Your task is to reproduce the entries below word for word.

** BEGIN Stored data **

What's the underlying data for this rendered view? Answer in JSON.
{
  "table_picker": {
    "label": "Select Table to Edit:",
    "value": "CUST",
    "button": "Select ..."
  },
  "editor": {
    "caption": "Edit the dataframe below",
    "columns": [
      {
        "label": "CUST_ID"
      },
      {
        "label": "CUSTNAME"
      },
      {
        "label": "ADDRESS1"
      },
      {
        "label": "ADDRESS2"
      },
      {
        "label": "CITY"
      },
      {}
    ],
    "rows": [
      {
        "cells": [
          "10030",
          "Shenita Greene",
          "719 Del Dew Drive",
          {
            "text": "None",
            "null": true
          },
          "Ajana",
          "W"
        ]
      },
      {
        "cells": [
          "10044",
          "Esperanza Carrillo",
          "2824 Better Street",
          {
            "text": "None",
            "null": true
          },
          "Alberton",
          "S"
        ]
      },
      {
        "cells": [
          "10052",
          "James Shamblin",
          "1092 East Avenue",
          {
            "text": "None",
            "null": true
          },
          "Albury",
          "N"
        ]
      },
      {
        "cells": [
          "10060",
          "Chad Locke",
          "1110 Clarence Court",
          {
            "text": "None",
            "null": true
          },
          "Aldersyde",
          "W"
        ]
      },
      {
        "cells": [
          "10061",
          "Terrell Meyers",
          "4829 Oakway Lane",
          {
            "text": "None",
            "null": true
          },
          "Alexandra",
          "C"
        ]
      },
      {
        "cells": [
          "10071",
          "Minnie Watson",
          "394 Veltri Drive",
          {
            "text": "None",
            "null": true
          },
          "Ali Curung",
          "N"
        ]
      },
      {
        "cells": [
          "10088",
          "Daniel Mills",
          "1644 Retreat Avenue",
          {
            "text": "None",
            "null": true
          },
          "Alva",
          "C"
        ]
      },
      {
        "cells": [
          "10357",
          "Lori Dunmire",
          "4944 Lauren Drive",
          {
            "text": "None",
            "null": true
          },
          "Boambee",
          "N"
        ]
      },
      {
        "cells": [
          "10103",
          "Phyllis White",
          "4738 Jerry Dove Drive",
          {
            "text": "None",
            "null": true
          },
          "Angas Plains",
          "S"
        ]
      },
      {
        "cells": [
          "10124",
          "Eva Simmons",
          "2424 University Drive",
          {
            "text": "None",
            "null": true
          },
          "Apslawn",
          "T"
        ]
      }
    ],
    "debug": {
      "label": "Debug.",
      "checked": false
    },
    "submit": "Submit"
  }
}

** END Stored data **

Result of the exercise »
What's the underlying data for this rendered view? Answer in JSON.
{
  "table_picker": {
    "label": "Select Table to Edit:",
    "value": "CUST",
    "button": "Select ..."
  },
  "editor": {
    "caption": "Edit the dataframe below",
    "columns": [
      {
        "label": "CUST_ID"
      },
      {
        "label": "CUSTNAME"
      },
      {
        "label": "ADDRESS1"
      },
      {
        "label": "ADDRESS2"
      },
      {
        "label": "CITY"
      },
      {}
    ],
    "rows": [
      {
        "cells": [
          "10030",
          "Shenita Greene",
          "719 Del Dew Drive",
          {
            "text": "None",
            "null": true
          },
          "Ajana",
          "W"
        ]
      },
      {
        "cells": [
          "10044",
          "Esperanza Carrillo",
          "2824 Better Street",
          {
            "text": "None",
            "null": true
          },
          "Alberton",
          "S"
        ]
      },
      {
        "cells": [
          "10052",
          "James Shamblin",
          "1092 East Avenue",
          {
            "text": "None",
            "null": true
          },
          "Albury",
          "N"
        ]
      },
      {
        "cells": [
          "10060",
          "Chad Locke",
          "1110 Clarence Court",
          {
            "text": "None",
            "null": true
          },
          "Aldersyde",
          "W"
        ]
      },
      {
        "cells": [
          "10061",
          "Terrell Meyers",
          "4829 Oakway Lane",
          {
            "text": "None",
            "null": true
          },
          "Alexandra",
          "C"
        ]
      },
      {
        "cells": [
          "10071",
          "Minnie Watson",
          "394 Veltri Drive",
          {
            "text": "None",
            "null": true
          },
          "Ali Curung",
          "N"
        ]
      },
      {
        "cells": [
          "10088",
          "Daniel Mills",
          "1644 Retreat Avenue",
          {
            "text": "None",
            "null": true
          },
          "Alva",
          "C"
        ]
      },
      {
        "cells": [
          "10357",
          "Lori Dunmire",
          "4944 Lauren Drive",
          {
            "text": "None",
            "null": true
          },
          "Boambee",
          "N"
        ]
      },
      {
        "cells": [
          "10103",
          "Phyllis White",
          "4738 Jerry Dove Drive",
          {
            "text": "None",
            "null": true
          },
          "Angas Plains",
          "S"
        ]
      },
      {
        "cells": [
          "10124",
          "Eva Simmons",
          "2424 University Drive",
          {
            "text": "None",
            "null": true
          },
          "Apslawn",
          "T"
        ]
      }
    ],
    "debug": {
      "label": "Debug.",
      "checked": false
    },
    "submit": "Submit"
  }
}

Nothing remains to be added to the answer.